**Extracted data entries**
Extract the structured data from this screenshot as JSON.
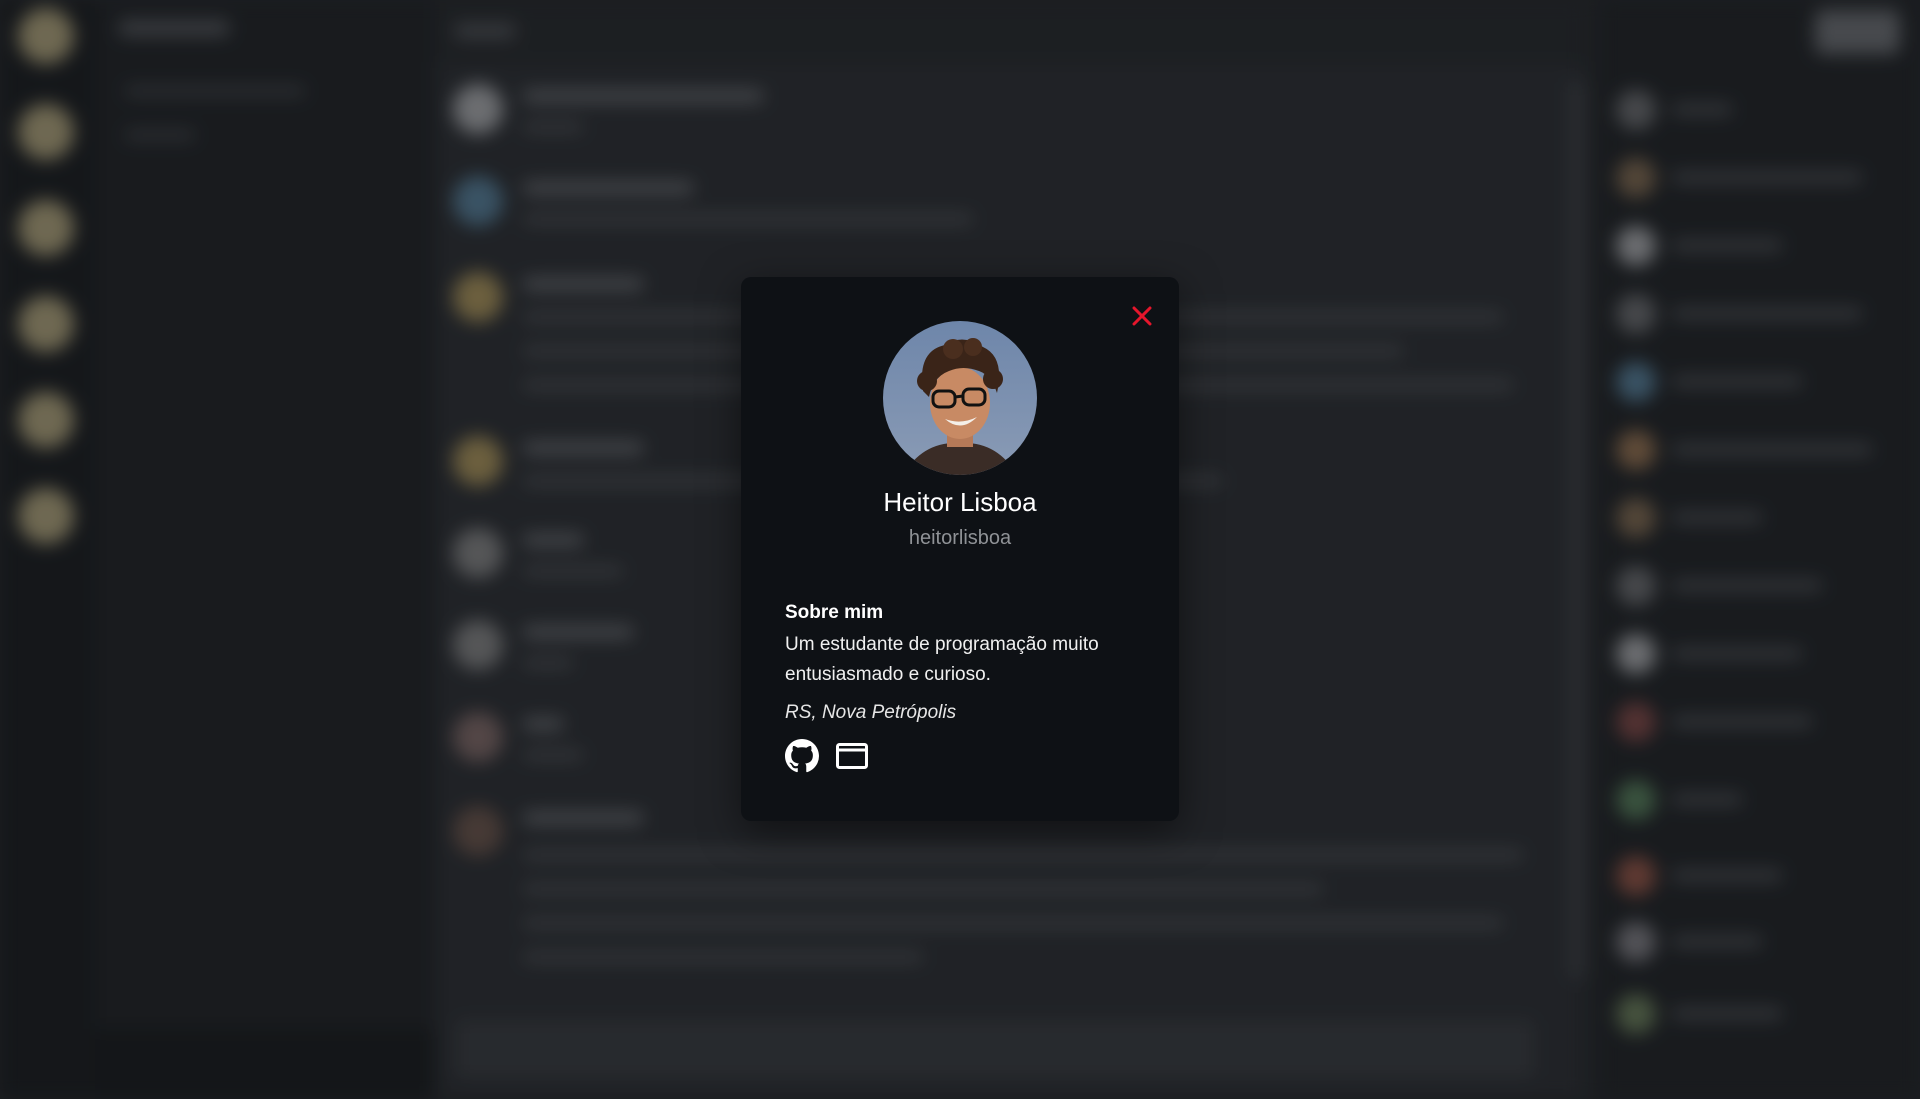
{
  "profile": {
    "name": "Heitor Lisboa",
    "username": "heitorlisboa",
    "about_title": "Sobre mim",
    "about_text": "Um estudante de programação muito entusiasmado e curioso.",
    "location": "RS, Nova Petrópolis",
    "links": [
      {
        "icon": "github-icon"
      },
      {
        "icon": "browser-window-icon"
      }
    ]
  },
  "colors": {
    "modal_bg": "#0e1115",
    "close": "#e5162c",
    "text": "#ffffff",
    "muted": "#8f9296"
  }
}
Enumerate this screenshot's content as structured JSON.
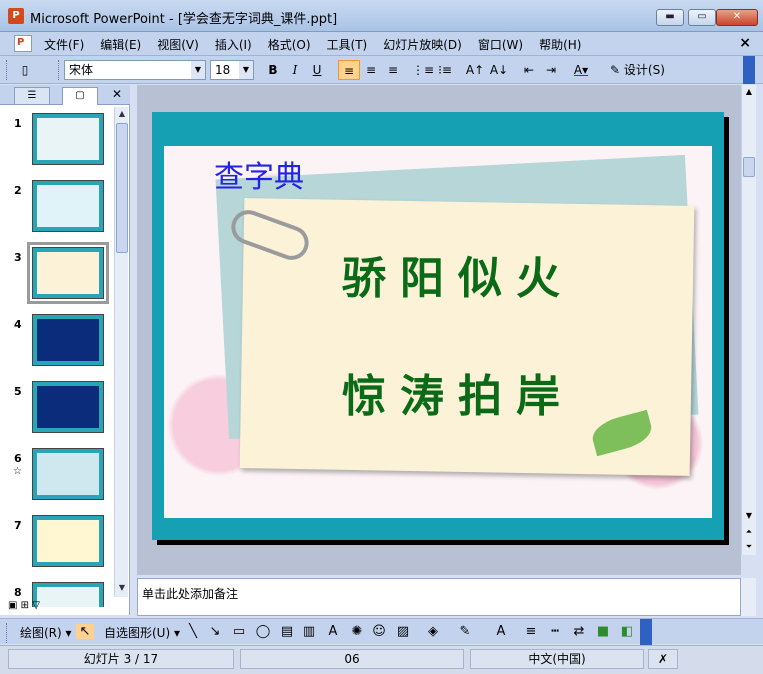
{
  "window": {
    "title": "Microsoft PowerPoint - [学会查无字词典_课件.ppt]",
    "buttons": {
      "minimize": "▬",
      "maximize": "▭",
      "close": "✕"
    }
  },
  "menubar": {
    "items": [
      "文件(F)",
      "编辑(E)",
      "视图(V)",
      "插入(I)",
      "格式(O)",
      "工具(T)",
      "幻灯片放映(D)",
      "窗口(W)",
      "帮助(H)"
    ],
    "close": "×"
  },
  "format_toolbar": {
    "font": "宋体",
    "size": "18",
    "bold": "B",
    "italic": "I",
    "underline": "U",
    "design": "设计(S)"
  },
  "thumbnails": [
    {
      "num": "1",
      "star": ""
    },
    {
      "num": "2",
      "star": ""
    },
    {
      "num": "3",
      "star": ""
    },
    {
      "num": "4",
      "star": ""
    },
    {
      "num": "5",
      "star": ""
    },
    {
      "num": "6",
      "star": "☆"
    },
    {
      "num": "7",
      "star": ""
    },
    {
      "num": "8",
      "star": ""
    }
  ],
  "slide": {
    "title": "查字典",
    "line1": "骄阳似火",
    "line2": "惊涛拍岸"
  },
  "notes": {
    "placeholder": "单击此处添加备注"
  },
  "draw_toolbar": {
    "draw": "绘图(R)",
    "autoshapes": "自选图形(U)"
  },
  "statusbar": {
    "slide": "幻灯片 3 / 17",
    "design": "06",
    "language": "中文(中国)"
  },
  "colors": {
    "accent": "#16a0b3",
    "title_blue": "#2323e3",
    "slide_green": "#0a6a16"
  }
}
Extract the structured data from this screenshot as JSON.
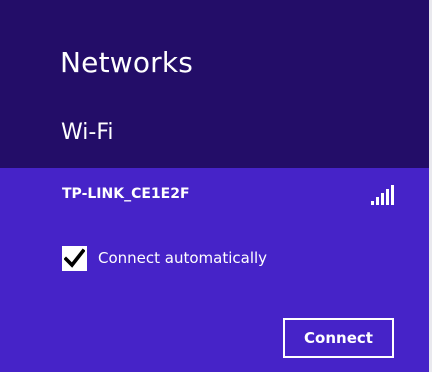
{
  "flyout": {
    "title": "Networks",
    "section_label": "Wi-Fi",
    "network": {
      "ssid": "TP-LINK_CE1E2F",
      "signal_icon": "wifi-signal-bars-icon",
      "signal_bars": 5,
      "signal_bars_filled": 5
    },
    "connect_automatically": {
      "label": "Connect automatically",
      "checked": true
    },
    "connect_button_label": "Connect"
  },
  "colors": {
    "header_background": "#230d68",
    "accent_background": "#4623c8",
    "text": "#ffffff"
  }
}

**TASK BRIEF**
Do not copy the pictures, but repeat every line exactly.

**SOLUTION**
Extract the structured data from this screenshot as JSON.
{
  "profile": {
    "name": "Heitor Lisboa",
    "username": "heitorlisboa",
    "about_title": "Sobre mim",
    "about_text": "Um estudante de programação muito entusiasmado e curioso.",
    "location": "RS, Nova Petrópolis",
    "links": [
      {
        "icon": "github-icon"
      },
      {
        "icon": "browser-window-icon"
      }
    ]
  },
  "colors": {
    "modal_bg": "#0e1115",
    "close": "#e5162c",
    "text": "#ffffff",
    "muted": "#8f9296"
  }
}
Enumerate this screenshot's content as structured JSON.
{
  "window": {
    "title": "Microsoft PowerPoint - [学会查无字词典_课件.ppt]",
    "buttons": {
      "minimize": "▬",
      "maximize": "▭",
      "close": "✕"
    }
  },
  "menubar": {
    "items": [
      "文件(F)",
      "编辑(E)",
      "视图(V)",
      "插入(I)",
      "格式(O)",
      "工具(T)",
      "幻灯片放映(D)",
      "窗口(W)",
      "帮助(H)"
    ],
    "close": "×"
  },
  "format_toolbar": {
    "font": "宋体",
    "size": "18",
    "bold": "B",
    "italic": "I",
    "underline": "U",
    "design": "设计(S)"
  },
  "thumbnails": [
    {
      "num": "1",
      "star": ""
    },
    {
      "num": "2",
      "star": ""
    },
    {
      "num": "3",
      "star": ""
    },
    {
      "num": "4",
      "star": ""
    },
    {
      "num": "5",
      "star": ""
    },
    {
      "num": "6",
      "star": "☆"
    },
    {
      "num": "7",
      "star": ""
    },
    {
      "num": "8",
      "star": ""
    }
  ],
  "slide": {
    "title": "查字典",
    "line1": "骄阳似火",
    "line2": "惊涛拍岸"
  },
  "notes": {
    "placeholder": "单击此处添加备注"
  },
  "draw_toolbar": {
    "draw": "绘图(R)",
    "autoshapes": "自选图形(U)"
  },
  "statusbar": {
    "slide": "幻灯片 3 / 17",
    "design": "06",
    "language": "中文(中国)"
  },
  "colors": {
    "accent": "#16a0b3",
    "title_blue": "#2323e3",
    "slide_green": "#0a6a16"
  }
}
Extract the structured data from this screenshot as JSON.
{
  "flyout": {
    "title": "Networks",
    "section_label": "Wi-Fi",
    "network": {
      "ssid": "TP-LINK_CE1E2F",
      "signal_icon": "wifi-signal-bars-icon",
      "signal_bars": 5,
      "signal_bars_filled": 5
    },
    "connect_automatically": {
      "label": "Connect automatically",
      "checked": true
    },
    "connect_button_label": "Connect"
  },
  "colors": {
    "header_background": "#230d68",
    "accent_background": "#4623c8",
    "text": "#ffffff"
  }
}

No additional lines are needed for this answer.